--- SUPPLIED RECORDS ---

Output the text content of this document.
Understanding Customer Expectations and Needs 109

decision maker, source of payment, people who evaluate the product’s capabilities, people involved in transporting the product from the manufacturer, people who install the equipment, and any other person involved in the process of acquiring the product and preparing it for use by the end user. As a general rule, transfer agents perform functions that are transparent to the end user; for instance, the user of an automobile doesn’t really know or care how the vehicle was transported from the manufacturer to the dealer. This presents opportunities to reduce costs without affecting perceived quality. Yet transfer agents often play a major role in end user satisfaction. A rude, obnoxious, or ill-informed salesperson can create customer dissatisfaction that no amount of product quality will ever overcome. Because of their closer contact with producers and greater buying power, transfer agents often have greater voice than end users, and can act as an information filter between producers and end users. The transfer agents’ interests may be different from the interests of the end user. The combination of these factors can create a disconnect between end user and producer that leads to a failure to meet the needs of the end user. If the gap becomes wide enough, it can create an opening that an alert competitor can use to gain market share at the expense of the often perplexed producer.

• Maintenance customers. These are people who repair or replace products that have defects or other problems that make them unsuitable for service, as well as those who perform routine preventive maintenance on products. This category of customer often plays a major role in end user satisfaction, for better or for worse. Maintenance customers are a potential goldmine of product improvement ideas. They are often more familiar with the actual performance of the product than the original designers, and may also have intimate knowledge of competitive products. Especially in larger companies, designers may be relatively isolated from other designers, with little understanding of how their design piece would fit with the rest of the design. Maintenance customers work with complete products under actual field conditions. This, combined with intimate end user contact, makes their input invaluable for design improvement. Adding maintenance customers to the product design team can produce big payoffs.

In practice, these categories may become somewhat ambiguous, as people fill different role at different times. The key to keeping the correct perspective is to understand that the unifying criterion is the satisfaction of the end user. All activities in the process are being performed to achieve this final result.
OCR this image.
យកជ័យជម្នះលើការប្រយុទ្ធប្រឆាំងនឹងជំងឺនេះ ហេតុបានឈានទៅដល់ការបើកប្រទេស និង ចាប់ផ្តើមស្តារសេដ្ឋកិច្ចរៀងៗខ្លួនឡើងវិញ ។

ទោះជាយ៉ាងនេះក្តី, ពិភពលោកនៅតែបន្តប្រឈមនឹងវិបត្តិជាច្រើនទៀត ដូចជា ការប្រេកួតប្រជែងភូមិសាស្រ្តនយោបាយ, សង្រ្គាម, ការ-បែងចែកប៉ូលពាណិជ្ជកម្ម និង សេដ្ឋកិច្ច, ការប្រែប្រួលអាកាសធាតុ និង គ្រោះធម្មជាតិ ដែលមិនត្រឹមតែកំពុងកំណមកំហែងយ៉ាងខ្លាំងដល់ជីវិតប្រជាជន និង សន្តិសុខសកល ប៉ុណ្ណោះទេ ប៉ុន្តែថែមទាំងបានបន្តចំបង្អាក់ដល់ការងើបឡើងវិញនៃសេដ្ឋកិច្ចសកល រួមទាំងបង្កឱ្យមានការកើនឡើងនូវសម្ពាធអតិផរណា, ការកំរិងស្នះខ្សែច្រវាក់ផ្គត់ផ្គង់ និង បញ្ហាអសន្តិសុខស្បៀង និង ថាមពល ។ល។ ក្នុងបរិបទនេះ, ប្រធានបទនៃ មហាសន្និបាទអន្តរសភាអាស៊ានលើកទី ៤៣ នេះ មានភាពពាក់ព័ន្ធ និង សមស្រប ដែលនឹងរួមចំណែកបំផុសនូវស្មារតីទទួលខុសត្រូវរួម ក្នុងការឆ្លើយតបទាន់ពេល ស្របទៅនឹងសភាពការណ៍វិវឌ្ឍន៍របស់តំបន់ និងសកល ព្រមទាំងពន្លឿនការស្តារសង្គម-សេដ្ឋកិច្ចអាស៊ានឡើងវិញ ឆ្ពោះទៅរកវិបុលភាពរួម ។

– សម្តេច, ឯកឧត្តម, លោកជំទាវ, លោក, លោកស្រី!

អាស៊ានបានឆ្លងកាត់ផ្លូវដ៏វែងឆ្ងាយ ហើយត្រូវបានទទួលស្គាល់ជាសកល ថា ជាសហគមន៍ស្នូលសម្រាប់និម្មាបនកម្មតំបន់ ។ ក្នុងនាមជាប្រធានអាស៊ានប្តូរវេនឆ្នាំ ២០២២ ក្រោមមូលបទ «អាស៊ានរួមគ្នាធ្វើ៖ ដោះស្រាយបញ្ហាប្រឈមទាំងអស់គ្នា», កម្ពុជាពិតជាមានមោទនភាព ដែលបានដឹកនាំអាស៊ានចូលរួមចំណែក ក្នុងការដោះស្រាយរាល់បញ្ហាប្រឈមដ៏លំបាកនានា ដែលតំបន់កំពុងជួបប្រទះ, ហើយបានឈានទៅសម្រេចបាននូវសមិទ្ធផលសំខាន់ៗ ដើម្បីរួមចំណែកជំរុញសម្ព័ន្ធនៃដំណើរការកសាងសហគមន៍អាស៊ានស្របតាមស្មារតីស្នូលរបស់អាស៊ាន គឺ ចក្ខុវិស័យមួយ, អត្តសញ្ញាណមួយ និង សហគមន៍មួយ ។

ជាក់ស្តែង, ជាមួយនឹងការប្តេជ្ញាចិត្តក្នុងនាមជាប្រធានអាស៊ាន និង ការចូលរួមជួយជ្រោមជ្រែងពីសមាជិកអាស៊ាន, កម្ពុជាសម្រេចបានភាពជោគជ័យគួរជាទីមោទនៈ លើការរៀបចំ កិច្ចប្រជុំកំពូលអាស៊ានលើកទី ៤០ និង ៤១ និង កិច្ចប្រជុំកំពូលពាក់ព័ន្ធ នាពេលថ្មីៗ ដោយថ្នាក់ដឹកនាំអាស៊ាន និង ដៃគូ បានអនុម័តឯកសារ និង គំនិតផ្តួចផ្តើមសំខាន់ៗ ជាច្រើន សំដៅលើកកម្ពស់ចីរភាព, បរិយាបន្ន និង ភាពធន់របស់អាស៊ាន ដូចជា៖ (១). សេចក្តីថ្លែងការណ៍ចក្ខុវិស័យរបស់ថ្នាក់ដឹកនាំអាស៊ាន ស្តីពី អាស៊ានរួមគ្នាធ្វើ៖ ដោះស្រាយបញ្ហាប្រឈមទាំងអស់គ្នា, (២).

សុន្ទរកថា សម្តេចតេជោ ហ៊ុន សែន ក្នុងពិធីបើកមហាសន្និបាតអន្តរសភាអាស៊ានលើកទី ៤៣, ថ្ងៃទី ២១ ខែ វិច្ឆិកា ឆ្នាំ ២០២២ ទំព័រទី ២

---

• [GIVEN PROBLEM]
Please output the entire listing exactly as it stands.

• [RESULT OF THIS TASK]
Output the text content of this document.
Understanding Customer Expectations and Needs 109

decision maker, source of payment, people who evaluate the product’s capabilities, people involved in transporting the product from the manufacturer, people who install the equipment, and any other person involved in the process of acquiring the product and preparing it for use by the end user. As a general rule, transfer agents perform functions that are transparent to the end user; for instance, the user of an automobile doesn’t really know or care how the vehicle was transported from the manufacturer to the dealer. This presents opportunities to reduce costs without affecting perceived quality. Yet transfer agents often play a major role in end user satisfaction. A rude, obnoxious, or ill-informed salesperson can create customer dissatisfaction that no amount of product quality will ever overcome. Because of their closer contact with producers and greater buying power, transfer agents often have greater voice than end users, and can act as an information filter between producers and end users. The transfer agents’ interests may be different from the interests of the end user. The combination of these factors can create a disconnect between end user and producer that leads to a failure to meet the needs of the end user. If the gap becomes wide enough, it can create an opening that an alert competitor can use to gain market share at the expense of the often perplexed producer.

• Maintenance customers. These are people who repair or replace products that have defects or other problems that make them unsuitable for service, as well as those who perform routine preventive maintenance on products. This category of customer often plays a major role in end user satisfaction, for better or for worse. Maintenance customers are a potential goldmine of product improvement ideas. They are often more familiar with the actual performance of the product than the original designers, and may also have intimate knowledge of competitive products. Especially in larger companies, designers may be relatively isolated from other designers, with little understanding of how their design piece would fit with the rest of the design. Maintenance customers work with complete products under actual field conditions. This, combined with intimate end user contact, makes their input invaluable for design improvement. Adding maintenance customers to the product design team can produce big payoffs.

In practice, these categories may become somewhat ambiguous, as people fill different role at different times. The key to keeping the correct perspective is to understand that the unifying criterion is the satisfaction of the end user. All activities in the process are being performed to achieve this final result.
OCR this image.
យកជ័យជម្នះលើការប្រយុទ្ធប្រឆាំងនឹងជំងឺនេះ ហេតុបានឈានទៅដល់ការបើកប្រទេស និង ចាប់ផ្តើមស្តារសេដ្ឋកិច្ចរៀងៗខ្លួនឡើងវិញ ។

ទោះជាយ៉ាងនេះក្តី, ពិភពលោកនៅតែបន្តប្រឈមនឹងវិបត្តិជាច្រើនទៀត ដូចជា ការប្រេកួតប្រជែងភូមិសាស្រ្តនយោបាយ, សង្រ្គាម, ការ-បែងចែកប៉ូលពាណិជ្ជកម្ម និង សេដ្ឋកិច្ច, ការប្រែប្រួលអាកាសធាតុ និង គ្រោះធម្មជាតិ ដែលមិនត្រឹមតែកំពុងកំណមកំហែងយ៉ាងខ្លាំងដល់ជីវិតប្រជាជន និង សន្តិសុខសកល ប៉ុណ្ណោះទេ ប៉ុន្តែថែមទាំងបានបន្តចំបង្អាក់ដល់ការងើបឡើងវិញនៃសេដ្ឋកិច្ចសកល រួមទាំងបង្កឱ្យមានការកើនឡើងនូវសម្ពាធអតិផរណា, ការកំរិងស្នះខ្សែច្រវាក់ផ្គត់ផ្គង់ និង បញ្ហាអសន្តិសុខស្បៀង និង ថាមពល ។ល។ ក្នុងបរិបទនេះ, ប្រធានបទនៃ មហាសន្និបាទអន្តរសភាអាស៊ានលើកទី ៤៣ នេះ មានភាពពាក់ព័ន្ធ និង សមស្រប ដែលនឹងរួមចំណែកបំផុសនូវស្មារតីទទួលខុសត្រូវរួម ក្នុងការឆ្លើយតបទាន់ពេល ស្របទៅនឹងសភាពការណ៍វិវឌ្ឍន៍របស់តំបន់ និងសកល ព្រមទាំងពន្លឿនការស្តារសង្គម-សេដ្ឋកិច្ចអាស៊ានឡើងវិញ ឆ្ពោះទៅរកវិបុលភាពរួម ។

– សម្តេច, ឯកឧត្តម, លោកជំទាវ, លោក, លោកស្រី!

អាស៊ានបានឆ្លងកាត់ផ្លូវដ៏វែងឆ្ងាយ ហើយត្រូវបានទទួលស្គាល់ជាសកល ថា ជាសហគមន៍ស្នូលសម្រាប់និម្មាបនកម្មតំបន់ ។ ក្នុងនាមជាប្រធានអាស៊ានប្តូរវេនឆ្នាំ ២០២២ ក្រោមមូលបទ «អាស៊ានរួមគ្នាធ្វើ៖ ដោះស្រាយបញ្ហាប្រឈមទាំងអស់គ្នា», កម្ពុជាពិតជាមានមោទនភាព ដែលបានដឹកនាំអាស៊ានចូលរួមចំណែក ក្នុងការដោះស្រាយរាល់បញ្ហាប្រឈមដ៏លំបាកនានា ដែលតំបន់កំពុងជួបប្រទះ, ហើយបានឈានទៅសម្រេចបាននូវសមិទ្ធផលសំខាន់ៗ ដើម្បីរួមចំណែកជំរុញសម្ព័ន្ធនៃដំណើរការកសាងសហគមន៍អាស៊ានស្របតាមស្មារតីស្នូលរបស់អាស៊ាន គឺ ចក្ខុវិស័យមួយ, អត្តសញ្ញាណមួយ និង សហគមន៍មួយ ។

ជាក់ស្តែង, ជាមួយនឹងការប្តេជ្ញាចិត្តក្នុងនាមជាប្រធានអាស៊ាន និង ការចូលរួមជួយជ្រោមជ្រែងពីសមាជិកអាស៊ាន, កម្ពុជាសម្រេចបានភាពជោគជ័យគួរជាទីមោទនៈ លើការរៀបចំ កិច្ចប្រជុំកំពូលអាស៊ានលើកទី ៤០ និង ៤១ និង កិច្ចប្រជុំកំពូលពាក់ព័ន្ធ នាពេលថ្មីៗ ដោយថ្នាក់ដឹកនាំអាស៊ាន និង ដៃគូ បានអនុម័តឯកសារ និង គំនិតផ្តួចផ្តើមសំខាន់ៗ ជាច្រើន សំដៅលើកកម្ពស់ចីរភាព, បរិយាបន្ន និង ភាពធន់របស់អាស៊ាន ដូចជា៖ (១). សេចក្តីថ្លែងការណ៍ចក្ខុវិស័យរបស់ថ្នាក់ដឹកនាំអាស៊ាន ស្តីពី អាស៊ានរួមគ្នាធ្វើ៖ ដោះស្រាយបញ្ហាប្រឈមទាំងអស់គ្នា, (២).

សុន្ទរកថា សម្តេចតេជោ ហ៊ុន សែន ក្នុងពិធីបើកមហាសន្និបាតអន្តរសភាអាស៊ានលើកទី ៤៣, ថ្ងៃទី ២១ ខែ វិច្ឆិកា ឆ្នាំ ២០២២ ទំព័រទី ២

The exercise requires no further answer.